__PROBLEM DETAILS__: Quote every line of the material beneath this one.

__DATA TO USE__:
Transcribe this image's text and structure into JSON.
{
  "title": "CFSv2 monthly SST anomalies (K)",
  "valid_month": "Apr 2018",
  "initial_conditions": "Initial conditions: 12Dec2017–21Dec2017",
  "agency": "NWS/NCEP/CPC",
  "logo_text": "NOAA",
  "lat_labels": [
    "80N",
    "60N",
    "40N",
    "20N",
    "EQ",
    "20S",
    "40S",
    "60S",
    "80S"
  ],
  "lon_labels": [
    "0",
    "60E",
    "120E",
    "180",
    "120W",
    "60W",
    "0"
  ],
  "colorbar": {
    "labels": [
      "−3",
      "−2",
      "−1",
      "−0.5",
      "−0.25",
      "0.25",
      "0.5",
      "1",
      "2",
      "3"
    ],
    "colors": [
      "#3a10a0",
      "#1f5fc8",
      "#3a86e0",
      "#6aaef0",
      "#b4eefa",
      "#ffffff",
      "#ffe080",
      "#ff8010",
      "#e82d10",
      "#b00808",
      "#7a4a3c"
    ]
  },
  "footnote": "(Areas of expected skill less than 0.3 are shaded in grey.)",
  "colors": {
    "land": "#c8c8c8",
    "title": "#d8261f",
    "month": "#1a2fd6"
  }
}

__WRITTEN ANSWER__:
Transcribe this image's text and structure into JSON.
{
  "title": "CFSv2 monthly SST anomalies (K)",
  "valid_month": "Apr 2018",
  "initial_conditions": "Initial conditions: 12Dec2017–21Dec2017",
  "agency": "NWS/NCEP/CPC",
  "logo_text": "NOAA",
  "lat_labels": [
    "80N",
    "60N",
    "40N",
    "20N",
    "EQ",
    "20S",
    "40S",
    "60S",
    "80S"
  ],
  "lon_labels": [
    "0",
    "60E",
    "120E",
    "180",
    "120W",
    "60W",
    "0"
  ],
  "colorbar": {
    "labels": [
      "−3",
      "−2",
      "−1",
      "−0.5",
      "−0.25",
      "0.25",
      "0.5",
      "1",
      "2",
      "3"
    ],
    "colors": [
      "#3a10a0",
      "#1f5fc8",
      "#3a86e0",
      "#6aaef0",
      "#b4eefa",
      "#ffffff",
      "#ffe080",
      "#ff8010",
      "#e82d10",
      "#b00808",
      "#7a4a3c"
    ]
  },
  "footnote": "(Areas of expected skill less than 0.3 are shaded in grey.)",
  "colors": {
    "land": "#c8c8c8",
    "title": "#d8261f",
    "month": "#1a2fd6"
  }
}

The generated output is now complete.